### What is needed
Work through the material below and count the lines holding the word "points"; give that count and nothing more.

### Records for the task
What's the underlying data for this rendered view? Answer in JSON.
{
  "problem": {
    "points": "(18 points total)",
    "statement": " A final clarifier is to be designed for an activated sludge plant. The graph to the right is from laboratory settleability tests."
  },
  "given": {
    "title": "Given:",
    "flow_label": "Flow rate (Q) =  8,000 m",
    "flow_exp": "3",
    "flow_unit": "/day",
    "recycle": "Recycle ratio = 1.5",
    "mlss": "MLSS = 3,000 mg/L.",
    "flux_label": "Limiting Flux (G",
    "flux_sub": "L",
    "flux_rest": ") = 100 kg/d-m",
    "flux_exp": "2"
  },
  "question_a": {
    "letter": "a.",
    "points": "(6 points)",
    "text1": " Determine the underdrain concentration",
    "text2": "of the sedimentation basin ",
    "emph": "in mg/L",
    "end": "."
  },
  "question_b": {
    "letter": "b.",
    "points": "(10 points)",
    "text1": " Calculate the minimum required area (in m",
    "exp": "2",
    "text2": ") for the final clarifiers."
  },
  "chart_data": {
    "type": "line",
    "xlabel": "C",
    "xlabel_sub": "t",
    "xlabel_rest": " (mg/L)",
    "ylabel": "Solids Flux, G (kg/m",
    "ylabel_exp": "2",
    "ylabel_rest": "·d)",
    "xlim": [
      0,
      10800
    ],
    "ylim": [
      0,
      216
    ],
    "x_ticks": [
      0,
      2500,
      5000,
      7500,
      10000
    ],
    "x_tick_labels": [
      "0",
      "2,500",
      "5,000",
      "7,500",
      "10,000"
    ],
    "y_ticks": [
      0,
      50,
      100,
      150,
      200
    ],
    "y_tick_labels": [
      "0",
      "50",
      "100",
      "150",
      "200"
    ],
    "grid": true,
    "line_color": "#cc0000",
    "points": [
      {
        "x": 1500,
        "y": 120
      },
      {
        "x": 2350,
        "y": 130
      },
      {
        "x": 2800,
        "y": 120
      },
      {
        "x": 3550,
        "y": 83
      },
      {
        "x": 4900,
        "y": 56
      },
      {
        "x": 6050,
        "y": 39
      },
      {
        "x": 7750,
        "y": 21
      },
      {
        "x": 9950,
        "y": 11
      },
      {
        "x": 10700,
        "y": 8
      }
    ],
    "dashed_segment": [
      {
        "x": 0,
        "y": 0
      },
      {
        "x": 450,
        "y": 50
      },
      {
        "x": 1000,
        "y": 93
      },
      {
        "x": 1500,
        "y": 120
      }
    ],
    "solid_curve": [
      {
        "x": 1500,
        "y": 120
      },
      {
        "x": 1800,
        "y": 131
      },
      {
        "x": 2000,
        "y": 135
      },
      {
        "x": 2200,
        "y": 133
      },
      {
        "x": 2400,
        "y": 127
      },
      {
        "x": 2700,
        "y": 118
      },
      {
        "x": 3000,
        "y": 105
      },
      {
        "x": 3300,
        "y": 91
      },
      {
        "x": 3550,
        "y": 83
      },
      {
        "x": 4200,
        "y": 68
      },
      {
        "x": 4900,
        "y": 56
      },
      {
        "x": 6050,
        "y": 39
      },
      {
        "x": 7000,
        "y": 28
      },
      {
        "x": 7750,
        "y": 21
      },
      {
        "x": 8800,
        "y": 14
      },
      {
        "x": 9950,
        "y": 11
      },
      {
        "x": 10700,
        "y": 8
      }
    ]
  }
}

...

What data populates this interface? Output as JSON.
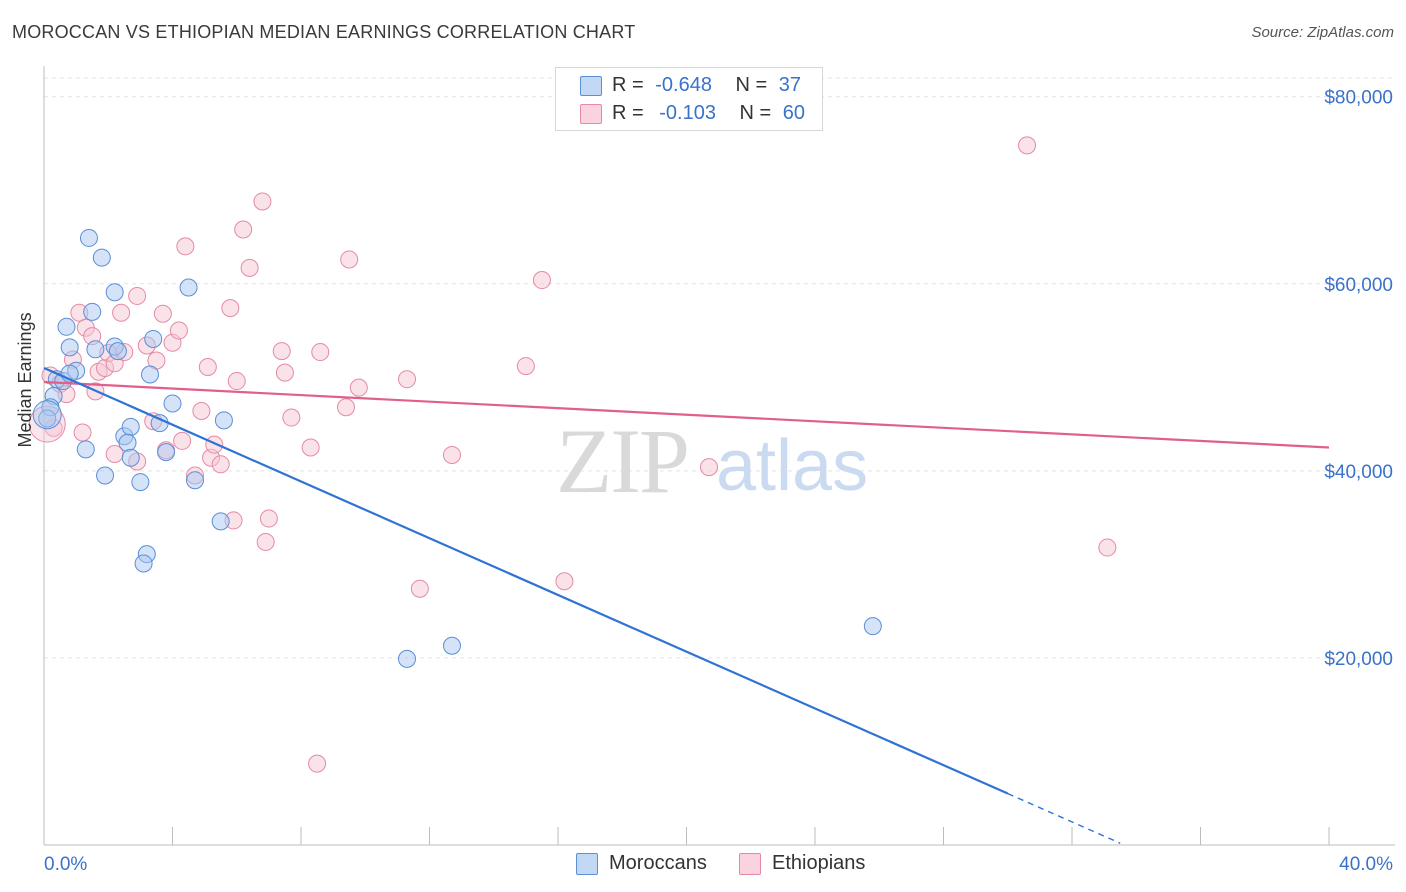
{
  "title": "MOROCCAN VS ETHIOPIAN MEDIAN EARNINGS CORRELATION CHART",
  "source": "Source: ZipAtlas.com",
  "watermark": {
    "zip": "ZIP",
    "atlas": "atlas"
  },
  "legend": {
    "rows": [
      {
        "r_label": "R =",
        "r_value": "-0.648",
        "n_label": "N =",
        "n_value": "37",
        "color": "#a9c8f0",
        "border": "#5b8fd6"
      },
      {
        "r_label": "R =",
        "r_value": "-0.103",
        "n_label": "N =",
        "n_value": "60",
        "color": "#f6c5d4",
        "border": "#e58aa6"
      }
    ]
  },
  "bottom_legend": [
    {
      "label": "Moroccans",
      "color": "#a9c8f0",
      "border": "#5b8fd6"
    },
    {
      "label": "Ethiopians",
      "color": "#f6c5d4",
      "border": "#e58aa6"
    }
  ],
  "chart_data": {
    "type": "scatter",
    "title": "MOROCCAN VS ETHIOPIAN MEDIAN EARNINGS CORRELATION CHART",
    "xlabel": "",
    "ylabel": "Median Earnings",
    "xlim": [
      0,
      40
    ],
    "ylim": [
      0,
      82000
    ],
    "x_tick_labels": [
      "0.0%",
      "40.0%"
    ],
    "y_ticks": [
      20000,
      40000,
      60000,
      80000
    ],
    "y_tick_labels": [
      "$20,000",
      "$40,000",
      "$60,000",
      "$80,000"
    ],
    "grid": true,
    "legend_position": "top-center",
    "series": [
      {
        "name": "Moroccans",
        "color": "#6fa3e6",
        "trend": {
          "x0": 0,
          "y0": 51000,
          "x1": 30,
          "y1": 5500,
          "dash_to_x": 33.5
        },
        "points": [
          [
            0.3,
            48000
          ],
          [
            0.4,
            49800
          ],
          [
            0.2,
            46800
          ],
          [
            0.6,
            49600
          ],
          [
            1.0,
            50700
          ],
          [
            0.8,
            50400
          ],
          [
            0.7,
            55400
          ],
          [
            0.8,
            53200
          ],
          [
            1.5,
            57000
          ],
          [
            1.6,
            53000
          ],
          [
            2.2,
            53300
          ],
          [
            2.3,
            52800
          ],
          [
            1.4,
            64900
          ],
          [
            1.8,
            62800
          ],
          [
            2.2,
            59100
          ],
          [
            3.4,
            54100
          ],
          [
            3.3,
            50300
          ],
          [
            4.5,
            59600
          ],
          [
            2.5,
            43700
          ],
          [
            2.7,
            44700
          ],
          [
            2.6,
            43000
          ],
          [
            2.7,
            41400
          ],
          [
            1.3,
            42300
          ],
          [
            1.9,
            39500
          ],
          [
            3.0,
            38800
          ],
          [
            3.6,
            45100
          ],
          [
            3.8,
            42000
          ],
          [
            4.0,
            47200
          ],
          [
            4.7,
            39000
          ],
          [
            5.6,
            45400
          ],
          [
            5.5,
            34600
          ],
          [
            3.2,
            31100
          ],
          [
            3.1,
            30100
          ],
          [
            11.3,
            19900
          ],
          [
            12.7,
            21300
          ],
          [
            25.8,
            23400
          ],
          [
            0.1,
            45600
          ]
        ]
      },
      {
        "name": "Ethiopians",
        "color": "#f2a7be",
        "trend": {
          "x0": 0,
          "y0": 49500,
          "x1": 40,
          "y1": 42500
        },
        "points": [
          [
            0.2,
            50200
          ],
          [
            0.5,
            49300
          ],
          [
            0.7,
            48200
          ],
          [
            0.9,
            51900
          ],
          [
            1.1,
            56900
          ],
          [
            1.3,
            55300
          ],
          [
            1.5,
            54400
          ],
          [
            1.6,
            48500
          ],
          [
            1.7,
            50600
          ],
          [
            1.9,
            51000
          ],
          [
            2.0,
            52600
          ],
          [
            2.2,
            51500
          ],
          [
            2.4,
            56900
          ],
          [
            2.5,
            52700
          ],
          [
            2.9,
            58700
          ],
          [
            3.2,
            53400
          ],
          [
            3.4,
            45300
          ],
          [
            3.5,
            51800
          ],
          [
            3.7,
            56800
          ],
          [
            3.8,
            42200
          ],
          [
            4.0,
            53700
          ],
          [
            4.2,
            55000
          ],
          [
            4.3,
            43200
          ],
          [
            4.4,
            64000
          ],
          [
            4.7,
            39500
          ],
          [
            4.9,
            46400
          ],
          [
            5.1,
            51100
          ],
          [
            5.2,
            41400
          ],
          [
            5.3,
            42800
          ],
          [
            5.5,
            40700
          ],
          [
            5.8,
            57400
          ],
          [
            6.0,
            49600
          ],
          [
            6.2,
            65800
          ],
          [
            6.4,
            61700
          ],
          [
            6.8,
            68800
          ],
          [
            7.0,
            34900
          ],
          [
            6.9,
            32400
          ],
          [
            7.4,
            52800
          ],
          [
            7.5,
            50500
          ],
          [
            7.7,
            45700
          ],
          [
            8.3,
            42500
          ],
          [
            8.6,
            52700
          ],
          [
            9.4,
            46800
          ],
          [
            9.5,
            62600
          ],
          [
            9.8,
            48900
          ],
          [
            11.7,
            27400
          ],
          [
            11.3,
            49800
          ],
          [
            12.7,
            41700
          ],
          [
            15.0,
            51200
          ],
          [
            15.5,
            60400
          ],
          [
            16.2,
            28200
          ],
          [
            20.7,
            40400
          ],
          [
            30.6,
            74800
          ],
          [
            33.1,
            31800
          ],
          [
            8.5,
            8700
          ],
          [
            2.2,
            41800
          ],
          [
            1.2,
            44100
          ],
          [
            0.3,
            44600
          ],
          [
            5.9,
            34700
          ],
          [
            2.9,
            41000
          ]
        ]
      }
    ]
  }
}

### Solution for this problem
6